[Given request]: Go through the listing and pick out each line with the word "Their" in it.

Saved data entries

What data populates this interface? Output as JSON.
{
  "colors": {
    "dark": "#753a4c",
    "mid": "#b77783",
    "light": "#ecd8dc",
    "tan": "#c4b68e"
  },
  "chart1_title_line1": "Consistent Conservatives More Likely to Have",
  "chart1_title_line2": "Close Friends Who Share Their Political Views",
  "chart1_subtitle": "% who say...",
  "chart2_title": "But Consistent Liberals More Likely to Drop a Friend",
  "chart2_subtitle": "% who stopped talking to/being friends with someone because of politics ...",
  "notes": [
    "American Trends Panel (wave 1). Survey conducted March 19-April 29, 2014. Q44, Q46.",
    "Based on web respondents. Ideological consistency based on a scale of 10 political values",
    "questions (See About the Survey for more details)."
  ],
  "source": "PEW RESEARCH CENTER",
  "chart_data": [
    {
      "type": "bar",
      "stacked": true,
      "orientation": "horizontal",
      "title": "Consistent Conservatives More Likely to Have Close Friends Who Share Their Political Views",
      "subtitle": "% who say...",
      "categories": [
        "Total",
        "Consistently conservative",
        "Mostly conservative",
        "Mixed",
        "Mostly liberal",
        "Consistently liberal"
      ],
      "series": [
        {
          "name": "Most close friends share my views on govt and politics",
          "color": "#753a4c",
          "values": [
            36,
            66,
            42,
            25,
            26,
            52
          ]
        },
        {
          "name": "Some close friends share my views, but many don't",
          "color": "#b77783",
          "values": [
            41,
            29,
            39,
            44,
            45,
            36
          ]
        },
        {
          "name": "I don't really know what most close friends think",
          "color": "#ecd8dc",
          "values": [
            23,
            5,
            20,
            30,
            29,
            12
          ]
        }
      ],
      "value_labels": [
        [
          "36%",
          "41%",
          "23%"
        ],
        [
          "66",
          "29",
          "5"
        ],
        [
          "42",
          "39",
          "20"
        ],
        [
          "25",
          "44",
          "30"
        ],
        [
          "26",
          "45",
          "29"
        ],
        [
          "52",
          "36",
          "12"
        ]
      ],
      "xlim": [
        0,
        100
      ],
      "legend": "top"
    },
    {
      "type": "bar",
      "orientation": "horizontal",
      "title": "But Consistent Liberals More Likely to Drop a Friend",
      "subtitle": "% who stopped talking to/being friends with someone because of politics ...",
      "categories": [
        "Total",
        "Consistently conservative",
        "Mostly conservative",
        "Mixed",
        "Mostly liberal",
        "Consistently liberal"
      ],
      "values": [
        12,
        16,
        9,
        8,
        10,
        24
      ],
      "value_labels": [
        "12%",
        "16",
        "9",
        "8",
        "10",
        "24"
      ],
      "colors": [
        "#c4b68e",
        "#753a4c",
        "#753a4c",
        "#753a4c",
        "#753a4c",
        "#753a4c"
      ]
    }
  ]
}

[Reply to the task]:
  "chart1_title_line2": "Close Friends Who Share Their Political Views",
      "title": "Consistent Conservatives More Likely to Have Close Friends Who Share Their Political Views",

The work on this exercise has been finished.